— What is expected —
Using the listing below, copy every line that mentions "JSON".

— Source records —
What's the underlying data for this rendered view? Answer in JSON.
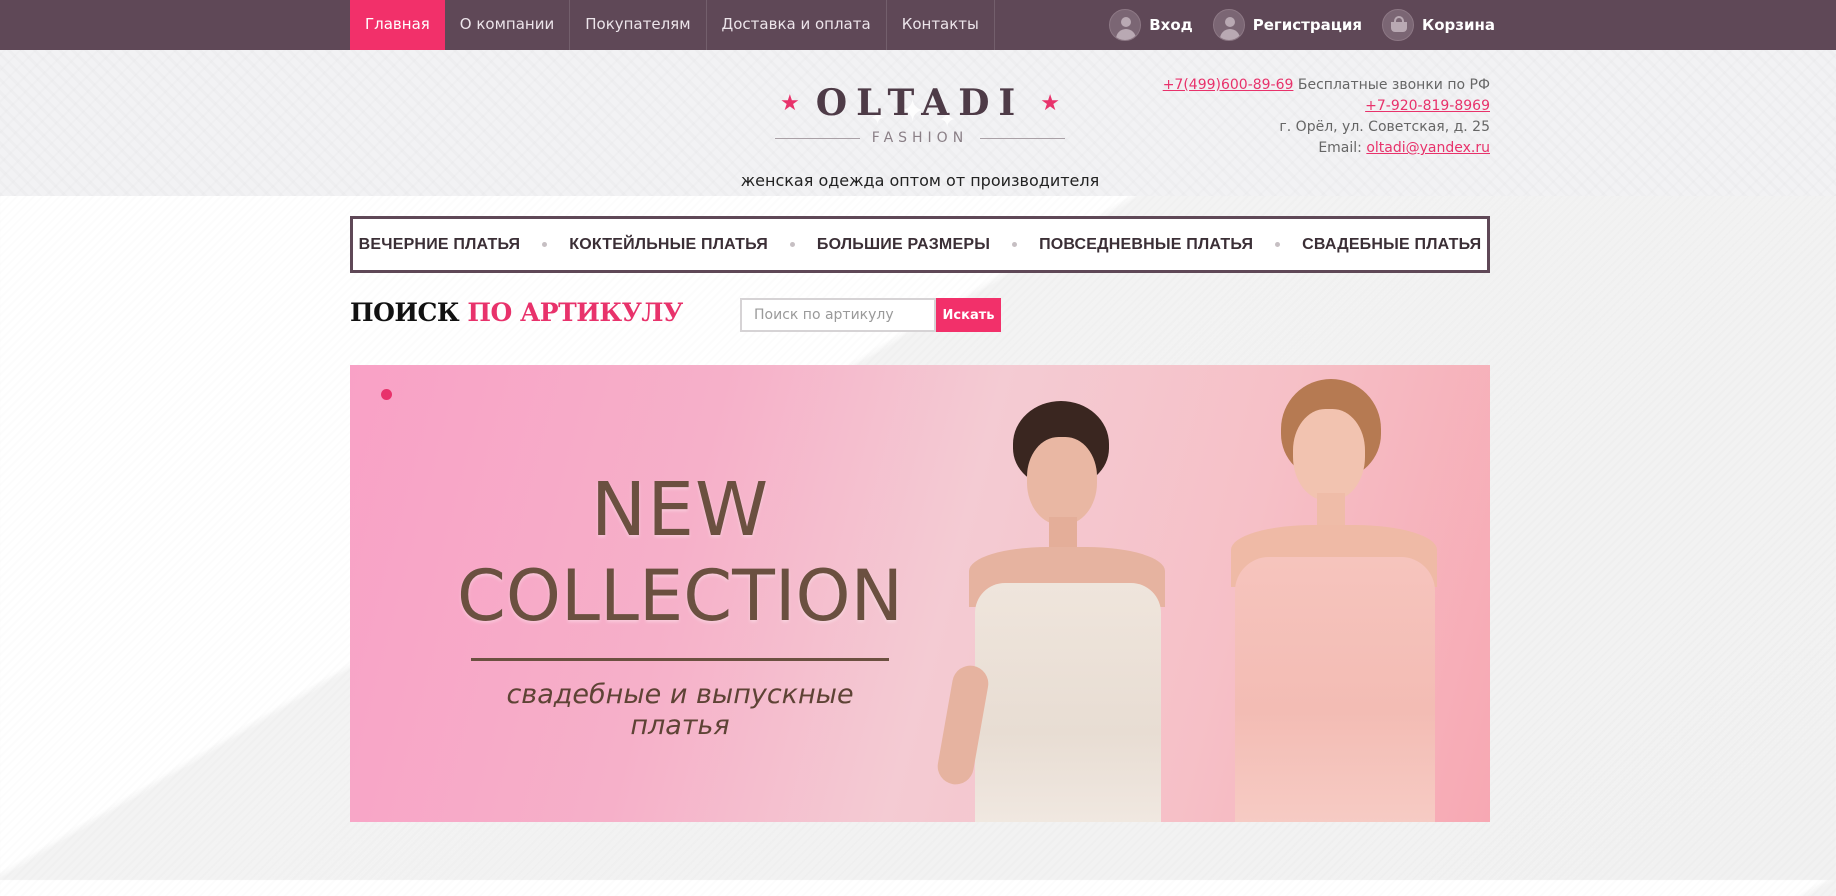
{
  "topnav": {
    "items": [
      {
        "label": "Главная",
        "active": true
      },
      {
        "label": "О компании",
        "active": false
      },
      {
        "label": "Покупателям",
        "active": false
      },
      {
        "label": "Доставка и оплата",
        "active": false
      },
      {
        "label": "Контакты",
        "active": false
      }
    ]
  },
  "userbar": {
    "login": "Вход",
    "register": "Регистрация",
    "cart": "Корзина"
  },
  "logo": {
    "name": "OLTADI",
    "sub": "FASHION",
    "tagline": "женская одежда оптом от производителя"
  },
  "contacts": {
    "phone1": "+7(499)600-89-69",
    "phone1_note": " Бесплатные звонки по РФ",
    "phone2": "+7-920-819-8969",
    "address": "г. Орёл, ул. Советская, д. 25",
    "email_label": "Email: ",
    "email": "oltadi@yandex.ru"
  },
  "categories": [
    "ВЕЧЕРНИЕ ПЛАТЬЯ",
    "КОКТЕЙЛЬНЫЕ ПЛАТЬЯ",
    "БОЛЬШИЕ РАЗМЕРЫ",
    "ПОВСЕДНЕВНЫЕ ПЛАТЬЯ",
    "СВАДЕБНЫЕ ПЛАТЬЯ"
  ],
  "search": {
    "title_part1": "ПОИСК ",
    "title_part2": "ПО АРТИКУЛУ",
    "placeholder": "Поиск по артикулу",
    "button": "Искать"
  },
  "banner": {
    "line1": "NEW",
    "line2": "COLLECTION",
    "sub1": "свадебные и выпускные",
    "sub2": "платья"
  },
  "colors": {
    "topbar": "#5f4857",
    "accent": "#f2306a",
    "pink_link": "#e8326b"
  }
}
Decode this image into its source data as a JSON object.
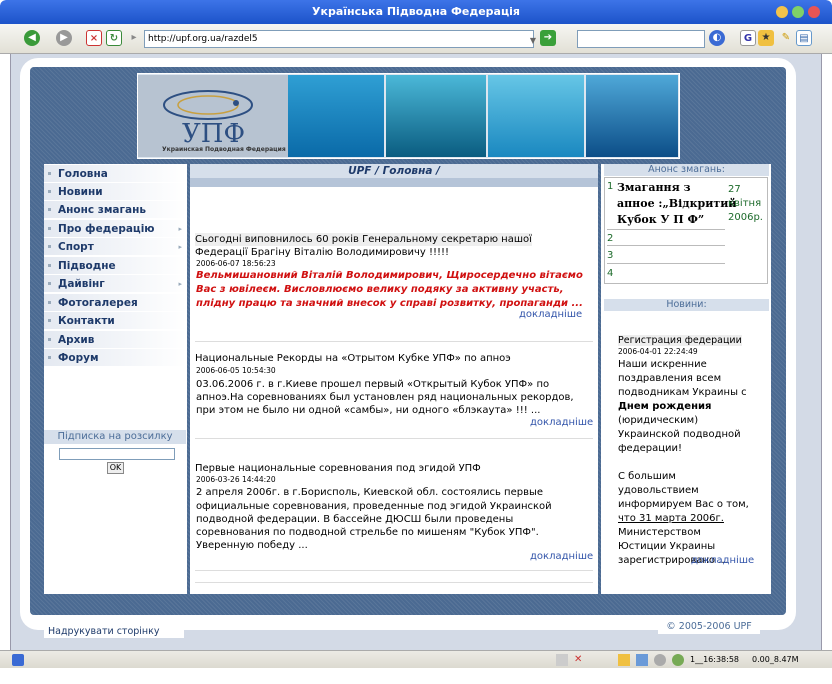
{
  "window": {
    "title": "Українська Підводна Федерація"
  },
  "toolbar": {
    "url": "http://upf.org.ua/razdel5"
  },
  "banner": {
    "logo_text": "УПФ",
    "logo_subtext": "Украинская Подводная Федерация"
  },
  "nav": [
    {
      "label": "Головна"
    },
    {
      "label": "Новини"
    },
    {
      "label": "Анонс змагань"
    },
    {
      "label": "Про федерацію"
    },
    {
      "label": "Спорт"
    },
    {
      "label": "Підводне полювання"
    },
    {
      "label": "Дайвінг"
    },
    {
      "label": "Фотогалерея"
    },
    {
      "label": "Контакти"
    },
    {
      "label": "Архив"
    },
    {
      "label": "Форум"
    }
  ],
  "subscribe": {
    "title": "Підписка на розсилку",
    "ok": "OK"
  },
  "breadcrumb": "UPF / Головна /",
  "news": [
    {
      "title1": "Сьогодні виповнилось 60 років Генеральному секретарю нашої",
      "title2": "Федерації Брагіну Віталію Володимировичу !!!!!",
      "date": "2006-06-07 18:56:23",
      "lines": [
        "Вельмишановний Віталій Володимирович, Щиросердечно вітаємо",
        "Вас з ювілеєм. Висловлюємо велику подяку за активну участь,",
        "плідну працю та значний внесок у справі розвитку, пропаганди ..."
      ],
      "more": "докладніше"
    },
    {
      "title1": "Национальные Рекорды на «Отрытом Кубке УПФ» по апноэ",
      "date": "2006-06-05 10:54:30",
      "lines": [
        "03.06.2006 г. в г.Киеве прошел первый «Открытый Кубок УПФ» по",
        "апноэ.На соревнованиях был установлен ряд национальных рекордов,",
        "при этом не было ни одной «самбы», ни одного «блэкаута» !!!  ..."
      ],
      "more": "докладніше"
    },
    {
      "title1": "Первые национальные соревнования под эгидой УПФ",
      "date": "2006-03-26 14:44:20",
      "lines": [
        "2 апреля 2006г. в г.Борисполь, Киевской обл. состоялись первые",
        "официальные соревнования, проведенные под эгидой Украинской",
        "подводной федерации. В бассейне ДЮСШ были проведены",
        "соревнования по подводной стрельбе по мишеням \"Кубок УПФ\".",
        "Уверенную победу ..."
      ],
      "more": "докладніше"
    }
  ],
  "announce": {
    "title": "Анонс змагань:",
    "event_num": "1",
    "event_text": [
      "Змагання з",
      "апное :„Відкритий",
      "Кубок У П Ф”"
    ],
    "event_date": [
      "27",
      "квітня",
      "2006р."
    ],
    "rows": [
      "2",
      "3",
      "4"
    ]
  },
  "rnews": {
    "title": "Новини:",
    "item_title": "Регистрация федерации",
    "date": "2006-04-01 22:24:49",
    "lines": [
      "Наши искренние",
      "поздравления всем",
      "подводникам Украины с",
      "Днем рождения",
      "(юридическим)",
      "Украинской подводной",
      "федерации!",
      "",
      "С большим",
      "удовольствием",
      "информируем Вас о том,",
      "что 31 марта 2006г.",
      "Министерством",
      "Юстиции Украины",
      "зарегистрировано ..."
    ],
    "more": "докладніше"
  },
  "footer": {
    "print": "Надрукувати сторінку",
    "copyright": "© 2005-2006 UPF"
  },
  "status": {
    "time": "1__16:38:58",
    "info": "0.00_8.47M"
  }
}
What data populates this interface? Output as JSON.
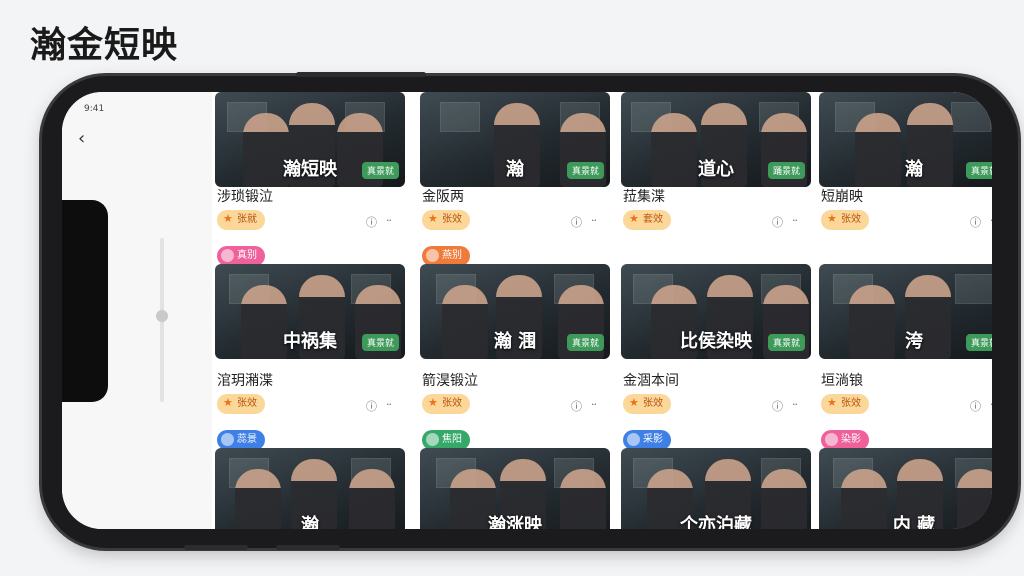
{
  "app": {
    "title": "瀚金短映"
  },
  "status_bar": {
    "time": "9:41"
  },
  "icons": {
    "back": "chevron-left-icon",
    "info": "info-icon",
    "more": "more-dots-icon",
    "fire": "fire-icon"
  },
  "colors": {
    "tag_pink": "#f0609a",
    "tag_blue": "#3f80e6",
    "tag_orange": "#ef7a3a",
    "tag_green": "#36a86a",
    "chip_bg": "#fbd79a",
    "badge_green": "#3e9a5a"
  },
  "rows": [
    {
      "cards": [
        {
          "thumb_title": "瀚短映",
          "badge": "真景就",
          "name": "涉琐锻泣",
          "chip": "张就",
          "tag": ""
        },
        {
          "thumb_title": "瀚",
          "badge": "真景就",
          "name": "金阪两",
          "chip": "张效",
          "tag": ""
        },
        {
          "thumb_title": "道心",
          "badge": "踊景就",
          "name": "菈集渫",
          "chip": "套效",
          "tag": ""
        },
        {
          "thumb_title": "瀚",
          "badge": "真景就",
          "name": "短崩映",
          "chip": "张效",
          "tag": ""
        }
      ]
    },
    {
      "cards": [
        {
          "thumb_title": "中祸集",
          "badge": "真景就",
          "name": "涫玥潲渫",
          "chip": "张效",
          "tag": "真别"
        },
        {
          "thumb_title": "瀚 涠",
          "badge": "真景就",
          "name": "箭淏锻泣",
          "chip": "张效",
          "tag": "燕别"
        },
        {
          "thumb_title": "比侯染映",
          "badge": "真景就",
          "name": "金涸本间",
          "chip": "张效",
          "tag": ""
        },
        {
          "thumb_title": "洿",
          "badge": "真景就",
          "name": "垣淌锒",
          "chip": "张效",
          "tag": ""
        }
      ]
    },
    {
      "cards": [
        {
          "thumb_title": "瀚",
          "badge": "",
          "name": "",
          "chip": "",
          "tag": "蕊景"
        },
        {
          "thumb_title": "瀚涨映",
          "badge": "",
          "name": "",
          "chip": "",
          "tag": "焦阳"
        },
        {
          "thumb_title": "个亦泊藏",
          "badge": "",
          "name": "",
          "chip": "",
          "tag": "采影"
        },
        {
          "thumb_title": "内 藏",
          "badge": "",
          "name": "",
          "chip": "",
          "tag": "染影"
        }
      ]
    }
  ]
}
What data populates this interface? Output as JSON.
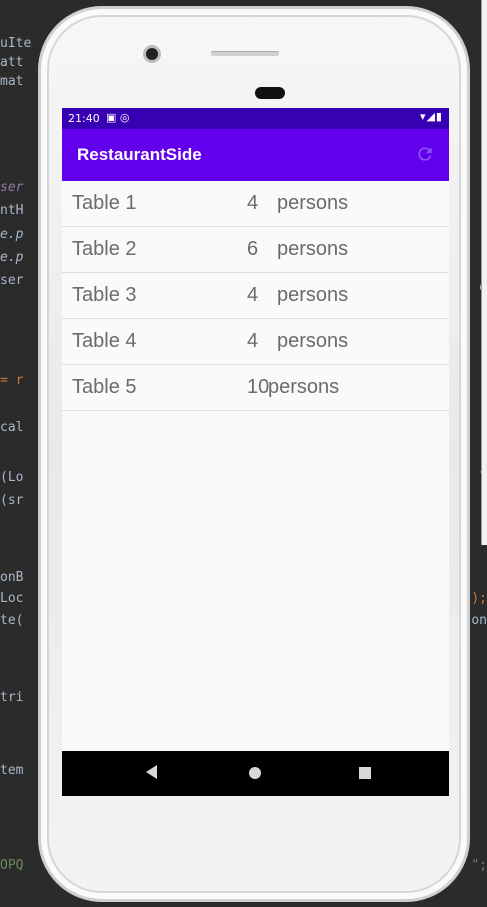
{
  "ide": {
    "left_lines": [
      "uIte",
      "att",
      "mat",
      "ser",
      "ntH",
      "e.p",
      "e.p",
      "ser",
      "= r",
      "cal",
      "(Lo",
      "(sr",
      "onB",
      "Loc",
      "te(",
      "tri",
      "tem",
      "OPQ"
    ],
    "right_lines": [
      "(",
      "e",
      "t",
      ");",
      "on",
      "\";"
    ]
  },
  "status_bar": {
    "time": "21:40",
    "left_icons": "▣ ◎",
    "right_icons": "▾◢▮"
  },
  "app_bar": {
    "title": "RestaurantSide",
    "refresh_icon": "refresh-icon"
  },
  "tables": [
    {
      "name": "Table 1",
      "count": "4",
      "unit": "persons"
    },
    {
      "name": "Table 2",
      "count": "6",
      "unit": "persons"
    },
    {
      "name": "Table 3",
      "count": "4",
      "unit": "persons"
    },
    {
      "name": "Table 4",
      "count": "4",
      "unit": "persons"
    },
    {
      "name": "Table 5",
      "count": "10",
      "unit": "persons"
    }
  ],
  "colors": {
    "status_bar": "#3700b3",
    "app_bar": "#6200ee",
    "list_text": "#6b6b6b"
  }
}
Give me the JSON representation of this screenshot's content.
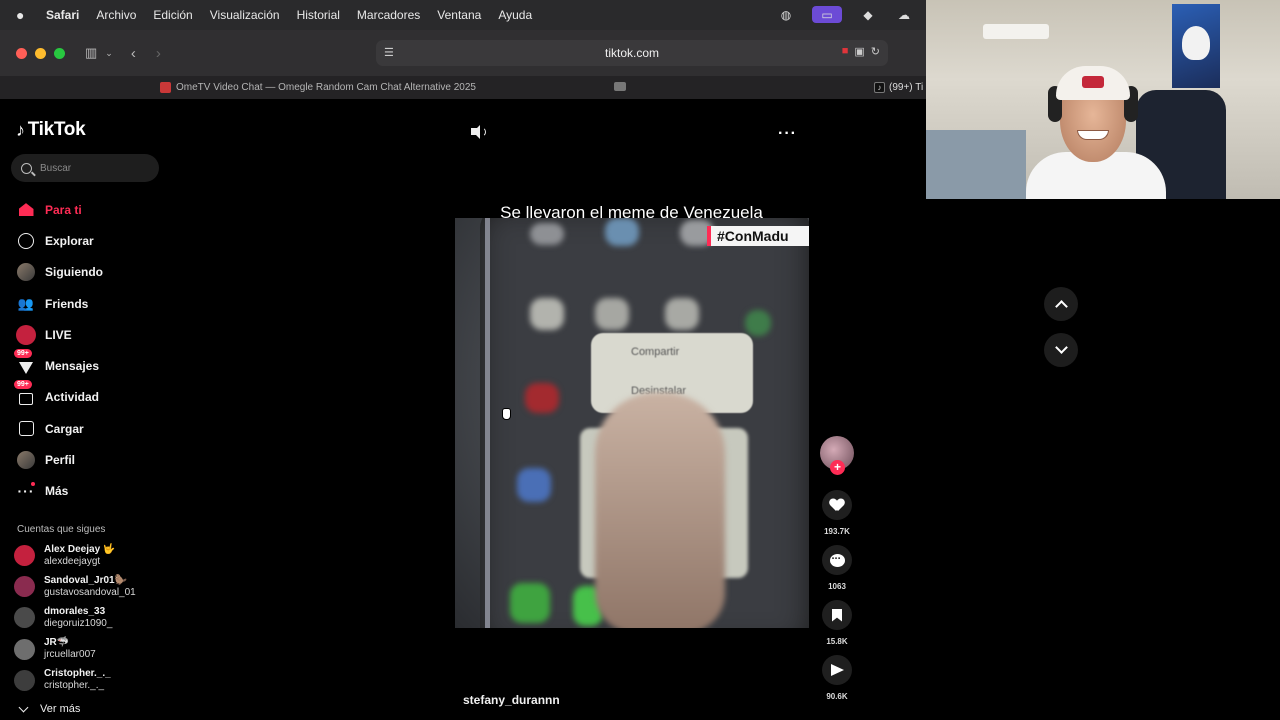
{
  "menubar": {
    "app": "Safari",
    "items": [
      "Archivo",
      "Edición",
      "Visualización",
      "Historial",
      "Marcadores",
      "Ventana",
      "Ayuda"
    ]
  },
  "toolbar": {
    "url": "tiktok.com"
  },
  "tabs": {
    "tab1_title": "OmeTV Video Chat — Omegle Random Cam Chat Alternative 2025",
    "tab2_title": "(99+) Ti"
  },
  "sidebar": {
    "logo_text": "TikTok",
    "search_placeholder": "Buscar",
    "nav": [
      {
        "label": "Para ti",
        "icon": "home-icon",
        "active": true
      },
      {
        "label": "Explorar",
        "icon": "compass-icon"
      },
      {
        "label": "Siguiendo",
        "icon": "following-avatar-icon"
      },
      {
        "label": "Friends",
        "icon": "friends-icon"
      },
      {
        "label": "LIVE",
        "icon": "live-icon"
      },
      {
        "label": "Mensajes",
        "icon": "messages-icon",
        "badge": "99+"
      },
      {
        "label": "Actividad",
        "icon": "activity-icon",
        "badge": "99+"
      },
      {
        "label": "Cargar",
        "icon": "upload-icon"
      },
      {
        "label": "Perfil",
        "icon": "profile-avatar-icon"
      },
      {
        "label": "Más",
        "icon": "more-icon"
      }
    ],
    "following_title": "Cuentas que sigues",
    "following": [
      {
        "name": "Alex Deejay 🤟",
        "handle": "alexdeejaygt",
        "avatar_color": "#c4213e"
      },
      {
        "name": "Sandoval_Jr01🦫",
        "handle": "gustavosandoval_01",
        "avatar_color": "#8a2b4f"
      },
      {
        "name": "dmorales_33",
        "handle": "diegoruiz1090_",
        "avatar_color": "#4a4a4a"
      },
      {
        "name": "JR🦈",
        "handle": "jrcuellar007",
        "avatar_color": "#6e6e6e"
      },
      {
        "name": "Cristopher._._",
        "handle": "cristopher._._",
        "avatar_color": "#3d3d3d"
      }
    ],
    "see_more": "Ver más"
  },
  "video": {
    "title": "Se llevaron el meme de Venezuela",
    "hashtag_overlay": "#ConMadu",
    "menu_option_1": "Compartir",
    "menu_option_2": "Desinstalar",
    "username": "stefany_durannn"
  },
  "actions": {
    "likes": "193.7K",
    "comments": "1063",
    "saves": "15.8K",
    "shares": "90.6K"
  },
  "colors": {
    "tiktok_accent": "#fe2c55",
    "background": "#000000"
  }
}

— Task solution —
What's the underlying data for this rendered view? Answer in JSON.
Decode this image into its source data as a JSON object.
What data populates this interface? Output as JSON.
What data populates this interface? Output as JSON.
Give me the JSON representation of this screenshot's content.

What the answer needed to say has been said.